## Your objective:
Copy out all lines with the word "title" in them.

┄┄┄┄┄┄┄┄┄┄┄┄┄┄┄┄┄┄┄┄

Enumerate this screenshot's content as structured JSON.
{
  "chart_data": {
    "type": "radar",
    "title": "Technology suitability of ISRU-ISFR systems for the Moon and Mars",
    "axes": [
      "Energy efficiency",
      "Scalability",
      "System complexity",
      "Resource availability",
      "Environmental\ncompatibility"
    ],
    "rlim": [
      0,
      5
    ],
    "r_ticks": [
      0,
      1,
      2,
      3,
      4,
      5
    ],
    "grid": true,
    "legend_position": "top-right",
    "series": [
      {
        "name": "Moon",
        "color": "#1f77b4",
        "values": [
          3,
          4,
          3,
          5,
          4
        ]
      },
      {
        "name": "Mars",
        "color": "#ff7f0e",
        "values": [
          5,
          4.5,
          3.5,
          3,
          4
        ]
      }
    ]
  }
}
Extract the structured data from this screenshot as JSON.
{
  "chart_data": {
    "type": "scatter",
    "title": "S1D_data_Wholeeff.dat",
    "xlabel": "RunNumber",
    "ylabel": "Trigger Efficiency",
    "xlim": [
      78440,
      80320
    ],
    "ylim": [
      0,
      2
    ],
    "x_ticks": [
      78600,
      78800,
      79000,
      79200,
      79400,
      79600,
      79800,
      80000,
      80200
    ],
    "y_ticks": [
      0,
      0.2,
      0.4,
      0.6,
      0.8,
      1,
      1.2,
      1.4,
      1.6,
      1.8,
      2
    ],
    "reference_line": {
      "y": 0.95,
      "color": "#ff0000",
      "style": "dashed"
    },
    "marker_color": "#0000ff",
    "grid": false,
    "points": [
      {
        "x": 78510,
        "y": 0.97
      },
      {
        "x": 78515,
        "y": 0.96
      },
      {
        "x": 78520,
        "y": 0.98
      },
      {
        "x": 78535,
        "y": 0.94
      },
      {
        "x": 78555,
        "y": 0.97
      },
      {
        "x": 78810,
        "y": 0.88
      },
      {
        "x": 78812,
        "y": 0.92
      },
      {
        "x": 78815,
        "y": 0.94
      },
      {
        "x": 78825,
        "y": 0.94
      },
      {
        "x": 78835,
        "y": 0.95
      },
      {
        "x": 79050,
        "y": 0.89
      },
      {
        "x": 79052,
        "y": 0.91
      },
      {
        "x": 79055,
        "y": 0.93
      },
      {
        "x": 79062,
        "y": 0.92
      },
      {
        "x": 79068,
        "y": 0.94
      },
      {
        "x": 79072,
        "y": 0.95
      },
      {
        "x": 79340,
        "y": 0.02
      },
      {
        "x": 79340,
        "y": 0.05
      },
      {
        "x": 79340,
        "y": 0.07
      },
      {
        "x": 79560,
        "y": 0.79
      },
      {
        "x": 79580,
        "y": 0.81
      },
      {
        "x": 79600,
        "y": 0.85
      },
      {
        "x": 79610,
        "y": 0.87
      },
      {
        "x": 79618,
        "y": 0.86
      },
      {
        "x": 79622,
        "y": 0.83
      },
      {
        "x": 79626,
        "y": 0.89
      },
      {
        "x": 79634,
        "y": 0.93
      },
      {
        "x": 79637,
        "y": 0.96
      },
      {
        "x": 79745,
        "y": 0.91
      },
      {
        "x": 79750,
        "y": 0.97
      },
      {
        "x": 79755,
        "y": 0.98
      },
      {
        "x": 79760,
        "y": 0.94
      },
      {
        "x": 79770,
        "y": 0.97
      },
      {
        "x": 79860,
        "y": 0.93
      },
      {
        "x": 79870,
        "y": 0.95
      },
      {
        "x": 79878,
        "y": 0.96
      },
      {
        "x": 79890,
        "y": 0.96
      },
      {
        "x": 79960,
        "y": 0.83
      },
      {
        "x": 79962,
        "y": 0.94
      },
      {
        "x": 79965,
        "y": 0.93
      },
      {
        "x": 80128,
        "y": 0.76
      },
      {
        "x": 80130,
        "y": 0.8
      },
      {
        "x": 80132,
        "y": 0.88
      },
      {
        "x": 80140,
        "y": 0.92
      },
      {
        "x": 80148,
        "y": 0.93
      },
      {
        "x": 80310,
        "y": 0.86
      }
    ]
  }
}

┄┄┄┄┄┄┄┄┄┄┄┄┄┄┄┄┄┄┄┄

## Answer to the task:
    "title": "Technology suitability of ISRU-ISFR systems for the Moon and Mars",
    "title": "S1D_data_Wholeeff.dat",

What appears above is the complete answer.